#### Task prompt:
Your task is to locate every line holding the string "name" and to copy each of them.

#### Listing:

━━━━━━

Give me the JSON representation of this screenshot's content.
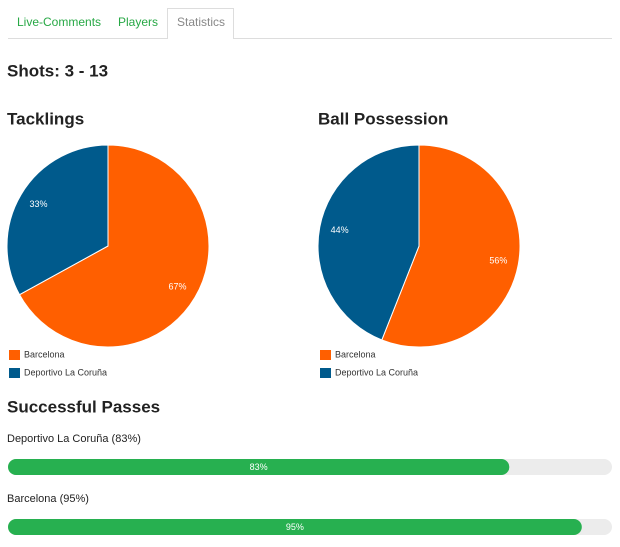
{
  "tabs": [
    "Live-Comments",
    "Players",
    "Statistics"
  ],
  "shots": "Shots: 3 - 13",
  "chart_data": [
    {
      "type": "pie",
      "title": "Tacklings",
      "categories": [
        "Barcelona",
        "Deportivo La Coruña"
      ],
      "values": [
        67,
        33
      ],
      "value_labels": [
        "67%",
        "33%"
      ],
      "colors": [
        "#ff5f00",
        "#005a8c"
      ]
    },
    {
      "type": "pie",
      "title": "Ball Possession",
      "categories": [
        "Barcelona",
        "Deportivo La Coruña"
      ],
      "values": [
        56,
        44
      ],
      "value_labels": [
        "56%",
        "44%"
      ],
      "colors": [
        "#ff5f00",
        "#005a8c"
      ]
    },
    {
      "type": "progress",
      "title": "Successful Passes",
      "categories": [
        "Deportivo La Coruña (83%)",
        "Barcelona (95%)"
      ],
      "values": [
        83,
        95
      ],
      "value_labels": [
        "83%",
        "95%"
      ],
      "xlim": [
        0,
        100
      ],
      "color": "#27b050",
      "track_color": "#ececec"
    }
  ]
}
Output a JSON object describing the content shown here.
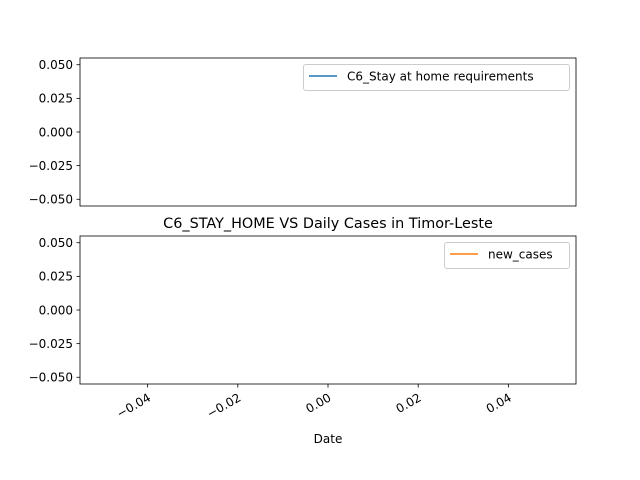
{
  "chart_data": [
    {
      "type": "line",
      "title": "",
      "xlabel": "",
      "ylabel": "",
      "series": [
        {
          "name": "C6_Stay at home requirements",
          "color": "#1f77b4",
          "x": [],
          "values": []
        }
      ],
      "ylim": [
        -0.055,
        0.055
      ],
      "xlim": [
        -0.055,
        0.055
      ],
      "yticks": [
        "0.050",
        "0.025",
        "0.000",
        "−0.025",
        "−0.050"
      ],
      "ytick_values": [
        0.05,
        0.025,
        0.0,
        -0.025,
        -0.05
      ],
      "xticks": [],
      "grid": false,
      "legend": "top-right"
    },
    {
      "type": "line",
      "title": "C6_STAY_HOME VS Daily Cases in Timor-Leste",
      "xlabel": "Date",
      "ylabel": "",
      "series": [
        {
          "name": "new_cases",
          "color": "#ff7f0e",
          "x": [],
          "values": []
        }
      ],
      "ylim": [
        -0.055,
        0.055
      ],
      "xlim": [
        -0.055,
        0.055
      ],
      "yticks": [
        "0.050",
        "0.025",
        "0.000",
        "−0.025",
        "−0.050"
      ],
      "ytick_values": [
        0.05,
        0.025,
        0.0,
        -0.025,
        -0.05
      ],
      "xticks": [
        "−0.04",
        "−0.02",
        "0.00",
        "0.02",
        "0.04"
      ],
      "xtick_values": [
        -0.04,
        -0.02,
        0.0,
        0.02,
        0.04
      ],
      "grid": false,
      "legend": "top-right"
    }
  ]
}
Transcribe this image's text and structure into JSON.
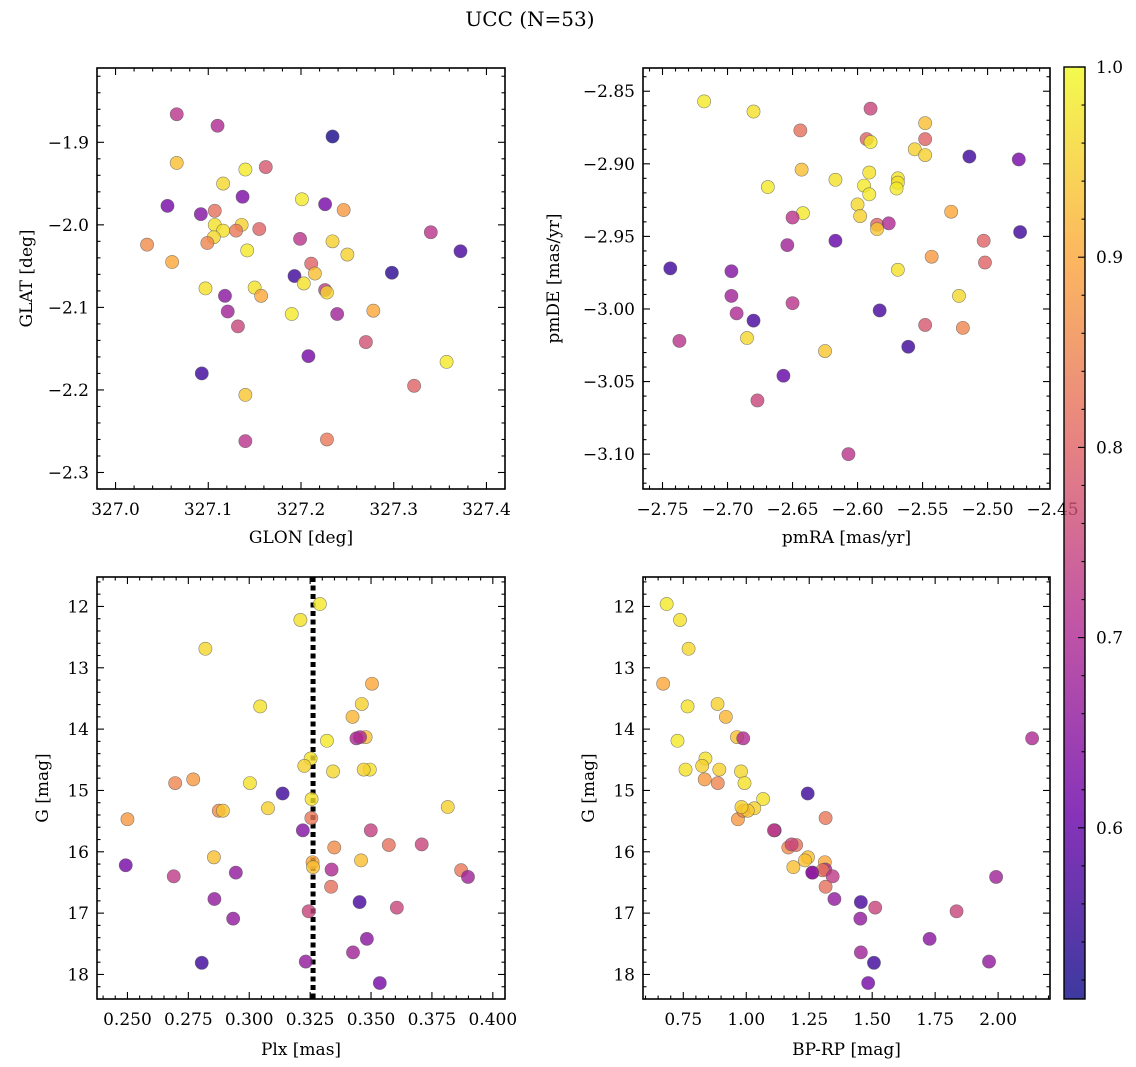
{
  "title": "UCC (N=53)",
  "colormap": {
    "name": "plasma",
    "stops": [
      "#0d0887",
      "#6a00a8",
      "#b12a90",
      "#e16462",
      "#fca636",
      "#f0f921"
    ]
  },
  "colorbar": {
    "min": 0.51,
    "max": 1.0,
    "ticks": [
      0.6,
      0.7,
      0.8,
      0.9,
      1.0
    ],
    "tick_labels": [
      "0.6",
      "0.7",
      "0.8",
      "0.9",
      "1.0"
    ]
  },
  "chart_data": [
    {
      "id": "glon_glat",
      "type": "scatter",
      "xlabel": "GLON [deg]",
      "ylabel": "GLAT [deg]",
      "xlim": [
        326.98,
        327.42
      ],
      "ylim": [
        -2.32,
        -1.81
      ],
      "xticks": [
        327.0,
        327.1,
        327.2,
        327.3,
        327.4
      ],
      "xtick_labels": [
        "327.0",
        "327.1",
        "327.2",
        "327.3",
        "327.4"
      ],
      "yticks": [
        -1.9,
        -2.0,
        -2.1,
        -2.2,
        -2.3
      ],
      "ytick_labels": [
        "−1.9",
        "−2.0",
        "−2.1",
        "−2.2",
        "−2.3"
      ],
      "points": [
        [
          327.066,
          -1.866,
          0.72
        ],
        [
          327.11,
          -1.88,
          0.7
        ],
        [
          327.234,
          -1.893,
          0.52
        ],
        [
          327.066,
          -1.925,
          0.93
        ],
        [
          327.14,
          -1.933,
          0.98
        ],
        [
          327.162,
          -1.93,
          0.78
        ],
        [
          327.116,
          -1.95,
          0.96
        ],
        [
          327.137,
          -1.966,
          0.63
        ],
        [
          327.201,
          -1.969,
          0.98
        ],
        [
          327.226,
          -1.975,
          0.62
        ],
        [
          327.246,
          -1.982,
          0.88
        ],
        [
          327.056,
          -1.977,
          0.62
        ],
        [
          327.092,
          -1.987,
          0.64
        ],
        [
          327.107,
          -1.983,
          0.82
        ],
        [
          327.107,
          -2.0,
          0.97
        ],
        [
          327.136,
          -2.0,
          0.95
        ],
        [
          327.116,
          -2.007,
          0.97
        ],
        [
          327.13,
          -2.007,
          0.83
        ],
        [
          327.155,
          -2.005,
          0.8
        ],
        [
          327.106,
          -2.015,
          0.96
        ],
        [
          327.199,
          -2.017,
          0.72
        ],
        [
          327.234,
          -2.02,
          0.95
        ],
        [
          327.034,
          -2.024,
          0.86
        ],
        [
          327.099,
          -2.022,
          0.85
        ],
        [
          327.142,
          -2.031,
          0.98
        ],
        [
          327.25,
          -2.036,
          0.95
        ],
        [
          327.34,
          -2.009,
          0.72
        ],
        [
          327.372,
          -2.032,
          0.57
        ],
        [
          327.061,
          -2.045,
          0.9
        ],
        [
          327.211,
          -2.047,
          0.8
        ],
        [
          327.193,
          -2.062,
          0.56
        ],
        [
          327.215,
          -2.059,
          0.93
        ],
        [
          327.298,
          -2.058,
          0.54
        ],
        [
          327.203,
          -2.071,
          0.97
        ],
        [
          327.097,
          -2.077,
          0.97
        ],
        [
          327.15,
          -2.076,
          0.97
        ],
        [
          327.226,
          -2.079,
          0.73
        ],
        [
          327.228,
          -2.082,
          0.96
        ],
        [
          327.157,
          -2.086,
          0.9
        ],
        [
          327.118,
          -2.086,
          0.65
        ],
        [
          327.239,
          -2.108,
          0.68
        ],
        [
          327.278,
          -2.104,
          0.9
        ],
        [
          327.19,
          -2.108,
          0.98
        ],
        [
          327.121,
          -2.105,
          0.68
        ],
        [
          327.132,
          -2.123,
          0.75
        ],
        [
          327.27,
          -2.142,
          0.77
        ],
        [
          327.208,
          -2.159,
          0.62
        ],
        [
          327.093,
          -2.18,
          0.56
        ],
        [
          327.357,
          -2.166,
          0.98
        ],
        [
          327.14,
          -2.206,
          0.94
        ],
        [
          327.322,
          -2.195,
          0.8
        ],
        [
          327.14,
          -2.262,
          0.72
        ],
        [
          327.228,
          -2.26,
          0.83
        ]
      ]
    },
    {
      "id": "pm",
      "type": "scatter",
      "xlabel": "pmRA [mas/yr]",
      "ylabel": "pmDE [mas/yr]",
      "xlim": [
        -2.765,
        -2.452
      ],
      "ylim": [
        -3.124,
        -2.834
      ],
      "xticks": [
        -2.75,
        -2.7,
        -2.65,
        -2.6,
        -2.55,
        -2.5,
        -2.45
      ],
      "xtick_labels": [
        "−2.75",
        "−2.70",
        "−2.65",
        "−2.60",
        "−2.55",
        "−2.50",
        "−2.45"
      ],
      "yticks": [
        -2.85,
        -2.9,
        -2.95,
        -3.0,
        -3.05,
        -3.1
      ],
      "ytick_labels": [
        "−2.85",
        "−2.90",
        "−2.95",
        "−3.00",
        "−3.05",
        "−3.10"
      ],
      "points": [
        [
          -2.718,
          -2.857,
          0.98
        ],
        [
          -2.68,
          -2.864,
          0.97
        ],
        [
          -2.644,
          -2.877,
          0.82
        ],
        [
          -2.59,
          -2.862,
          0.75
        ],
        [
          -2.548,
          -2.872,
          0.93
        ],
        [
          -2.593,
          -2.883,
          0.8
        ],
        [
          -2.59,
          -2.885,
          0.98
        ],
        [
          -2.548,
          -2.883,
          0.8
        ],
        [
          -2.556,
          -2.89,
          0.95
        ],
        [
          -2.548,
          -2.894,
          0.95
        ],
        [
          -2.514,
          -2.895,
          0.56
        ],
        [
          -2.476,
          -2.897,
          0.62
        ],
        [
          -2.643,
          -2.904,
          0.93
        ],
        [
          -2.591,
          -2.906,
          0.97
        ],
        [
          -2.617,
          -2.911,
          0.97
        ],
        [
          -2.669,
          -2.916,
          0.98
        ],
        [
          -2.569,
          -2.91,
          0.97
        ],
        [
          -2.569,
          -2.913,
          0.97
        ],
        [
          -2.595,
          -2.915,
          0.98
        ],
        [
          -2.57,
          -2.917,
          0.98
        ],
        [
          -2.591,
          -2.921,
          0.98
        ],
        [
          -2.6,
          -2.928,
          0.96
        ],
        [
          -2.642,
          -2.934,
          0.98
        ],
        [
          -2.65,
          -2.937,
          0.72
        ],
        [
          -2.598,
          -2.936,
          0.95
        ],
        [
          -2.528,
          -2.933,
          0.9
        ],
        [
          -2.585,
          -2.942,
          0.8
        ],
        [
          -2.576,
          -2.941,
          0.7
        ],
        [
          -2.585,
          -2.945,
          0.94
        ],
        [
          -2.475,
          -2.947,
          0.56
        ],
        [
          -2.617,
          -2.953,
          0.6
        ],
        [
          -2.654,
          -2.956,
          0.68
        ],
        [
          -2.503,
          -2.953,
          0.8
        ],
        [
          -2.744,
          -2.972,
          0.56
        ],
        [
          -2.697,
          -2.974,
          0.64
        ],
        [
          -2.569,
          -2.973,
          0.97
        ],
        [
          -2.543,
          -2.964,
          0.88
        ],
        [
          -2.502,
          -2.968,
          0.8
        ],
        [
          -2.697,
          -2.991,
          0.68
        ],
        [
          -2.65,
          -2.996,
          0.72
        ],
        [
          -2.522,
          -2.991,
          0.96
        ],
        [
          -2.693,
          -3.003,
          0.7
        ],
        [
          -2.583,
          -3.001,
          0.57
        ],
        [
          -2.68,
          -3.008,
          0.57
        ],
        [
          -2.548,
          -3.011,
          0.78
        ],
        [
          -2.519,
          -3.013,
          0.85
        ],
        [
          -2.737,
          -3.022,
          0.72
        ],
        [
          -2.685,
          -3.02,
          0.96
        ],
        [
          -2.625,
          -3.029,
          0.94
        ],
        [
          -2.561,
          -3.026,
          0.56
        ],
        [
          -2.657,
          -3.046,
          0.6
        ],
        [
          -2.677,
          -3.063,
          0.75
        ],
        [
          -2.607,
          -3.1,
          0.72
        ]
      ]
    },
    {
      "id": "plx_g",
      "type": "scatter",
      "xlabel": "Plx [mas]",
      "ylabel": "G [mag]",
      "xlim": [
        0.2375,
        0.405
      ],
      "ylim": [
        18.4,
        11.52
      ],
      "xticks": [
        0.25,
        0.275,
        0.3,
        0.325,
        0.35,
        0.375,
        0.4
      ],
      "xtick_labels": [
        "0.250",
        "0.275",
        "0.300",
        "0.325",
        "0.350",
        "0.375",
        "0.400"
      ],
      "yticks": [
        12,
        13,
        14,
        15,
        16,
        17,
        18
      ],
      "ytick_labels": [
        "12",
        "13",
        "14",
        "15",
        "16",
        "17",
        "18"
      ],
      "reference_line": {
        "x": 0.3262,
        "style": "dotted",
        "color": "#000000"
      },
      "points": [
        [
          0.329,
          11.96,
          0.98
        ],
        [
          0.321,
          12.22,
          0.97
        ],
        [
          0.282,
          12.69,
          0.96
        ],
        [
          0.3504,
          13.26,
          0.9
        ],
        [
          0.3045,
          13.63,
          0.97
        ],
        [
          0.3462,
          13.59,
          0.95
        ],
        [
          0.3424,
          13.8,
          0.92
        ],
        [
          0.3478,
          14.13,
          0.93
        ],
        [
          0.344,
          14.15,
          0.7
        ],
        [
          0.3455,
          14.13,
          0.7
        ],
        [
          0.3319,
          14.19,
          0.98
        ],
        [
          0.3252,
          14.48,
          0.97
        ],
        [
          0.3226,
          14.6,
          0.95
        ],
        [
          0.3495,
          14.66,
          0.97
        ],
        [
          0.347,
          14.66,
          0.95
        ],
        [
          0.3344,
          14.69,
          0.96
        ],
        [
          0.277,
          14.82,
          0.88
        ],
        [
          0.2696,
          14.88,
          0.85
        ],
        [
          0.3003,
          14.88,
          0.97
        ],
        [
          0.3137,
          15.05,
          0.56
        ],
        [
          0.3256,
          15.14,
          0.97
        ],
        [
          0.25,
          15.47,
          0.88
        ],
        [
          0.3077,
          15.29,
          0.95
        ],
        [
          0.2875,
          15.33,
          0.86
        ],
        [
          0.2892,
          15.33,
          0.94
        ],
        [
          0.3815,
          15.27,
          0.95
        ],
        [
          0.3255,
          15.45,
          0.83
        ],
        [
          0.322,
          15.65,
          0.64
        ],
        [
          0.3499,
          15.65,
          0.74
        ],
        [
          0.3349,
          15.93,
          0.86
        ],
        [
          0.3573,
          15.89,
          0.82
        ],
        [
          0.3708,
          15.88,
          0.75
        ],
        [
          0.2855,
          16.09,
          0.93
        ],
        [
          0.3459,
          16.14,
          0.93
        ],
        [
          0.326,
          16.17,
          0.9
        ],
        [
          0.3262,
          16.25,
          0.93
        ],
        [
          0.2493,
          16.22,
          0.62
        ],
        [
          0.3338,
          16.29,
          0.7
        ],
        [
          0.387,
          16.3,
          0.83
        ],
        [
          0.269,
          16.4,
          0.73
        ],
        [
          0.3898,
          16.41,
          0.68
        ],
        [
          0.2945,
          16.34,
          0.66
        ],
        [
          0.3336,
          16.57,
          0.82
        ],
        [
          0.2857,
          16.77,
          0.66
        ],
        [
          0.3453,
          16.82,
          0.57
        ],
        [
          0.3606,
          16.91,
          0.75
        ],
        [
          0.3244,
          16.97,
          0.75
        ],
        [
          0.2934,
          17.09,
          0.66
        ],
        [
          0.3483,
          17.42,
          0.65
        ],
        [
          0.3426,
          17.64,
          0.68
        ],
        [
          0.2805,
          17.81,
          0.56
        ],
        [
          0.3232,
          17.79,
          0.66
        ],
        [
          0.3536,
          18.14,
          0.62
        ]
      ]
    },
    {
      "id": "cmd",
      "type": "scatter",
      "xlabel": "BP-RP [mag]",
      "ylabel": "G [mag]",
      "xlim": [
        0.59,
        2.206
      ],
      "ylim": [
        18.4,
        11.52
      ],
      "xticks": [
        0.75,
        1.0,
        1.25,
        1.5,
        1.75,
        2.0
      ],
      "xtick_labels": [
        "0.75",
        "1.00",
        "1.25",
        "1.50",
        "1.75",
        "2.00"
      ],
      "yticks": [
        12,
        13,
        14,
        15,
        16,
        17,
        18
      ],
      "ytick_labels": [
        "12",
        "13",
        "14",
        "15",
        "16",
        "17",
        "18"
      ],
      "points": [
        [
          0.684,
          11.96,
          0.98
        ],
        [
          0.737,
          12.22,
          0.97
        ],
        [
          0.771,
          12.69,
          0.96
        ],
        [
          0.67,
          13.26,
          0.9
        ],
        [
          0.767,
          13.63,
          0.97
        ],
        [
          0.886,
          13.59,
          0.95
        ],
        [
          0.919,
          13.8,
          0.92
        ],
        [
          0.963,
          14.13,
          0.93
        ],
        [
          0.988,
          14.15,
          0.7
        ],
        [
          2.135,
          14.15,
          0.7
        ],
        [
          0.727,
          14.19,
          0.98
        ],
        [
          0.838,
          14.48,
          0.97
        ],
        [
          0.825,
          14.6,
          0.95
        ],
        [
          0.759,
          14.66,
          0.97
        ],
        [
          0.893,
          14.66,
          0.95
        ],
        [
          0.979,
          14.69,
          0.96
        ],
        [
          0.835,
          14.82,
          0.88
        ],
        [
          0.887,
          14.88,
          0.85
        ],
        [
          0.993,
          14.88,
          0.97
        ],
        [
          1.244,
          15.05,
          0.56
        ],
        [
          1.067,
          15.14,
          0.97
        ],
        [
          0.967,
          15.47,
          0.88
        ],
        [
          1.032,
          15.29,
          0.95
        ],
        [
          0.988,
          15.33,
          0.86
        ],
        [
          1.006,
          15.33,
          0.94
        ],
        [
          0.981,
          15.27,
          0.95
        ],
        [
          1.315,
          15.45,
          0.83
        ],
        [
          1.113,
          15.65,
          0.64
        ],
        [
          1.11,
          15.65,
          0.74
        ],
        [
          1.167,
          15.93,
          0.86
        ],
        [
          1.198,
          15.89,
          0.82
        ],
        [
          1.18,
          15.88,
          0.75
        ],
        [
          1.245,
          16.09,
          0.93
        ],
        [
          1.233,
          16.14,
          0.93
        ],
        [
          1.312,
          16.17,
          0.9
        ],
        [
          1.187,
          16.25,
          0.93
        ],
        [
          1.263,
          16.34,
          0.62
        ],
        [
          1.314,
          16.29,
          0.7
        ],
        [
          1.303,
          16.3,
          0.83
        ],
        [
          1.343,
          16.4,
          0.73
        ],
        [
          1.992,
          16.41,
          0.68
        ],
        [
          1.262,
          16.34,
          0.66
        ],
        [
          1.315,
          16.57,
          0.82
        ],
        [
          1.35,
          16.77,
          0.66
        ],
        [
          1.455,
          16.82,
          0.57
        ],
        [
          1.512,
          16.91,
          0.75
        ],
        [
          1.835,
          16.97,
          0.75
        ],
        [
          1.453,
          17.09,
          0.66
        ],
        [
          1.728,
          17.42,
          0.65
        ],
        [
          1.455,
          17.64,
          0.68
        ],
        [
          1.507,
          17.81,
          0.56
        ],
        [
          1.964,
          17.79,
          0.66
        ],
        [
          1.484,
          18.14,
          0.62
        ]
      ]
    }
  ]
}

━━━━━━

#### Written response:
          "name": "C6_Stay at home requirements",
          "name": "new_cases",
    "name": "plasma",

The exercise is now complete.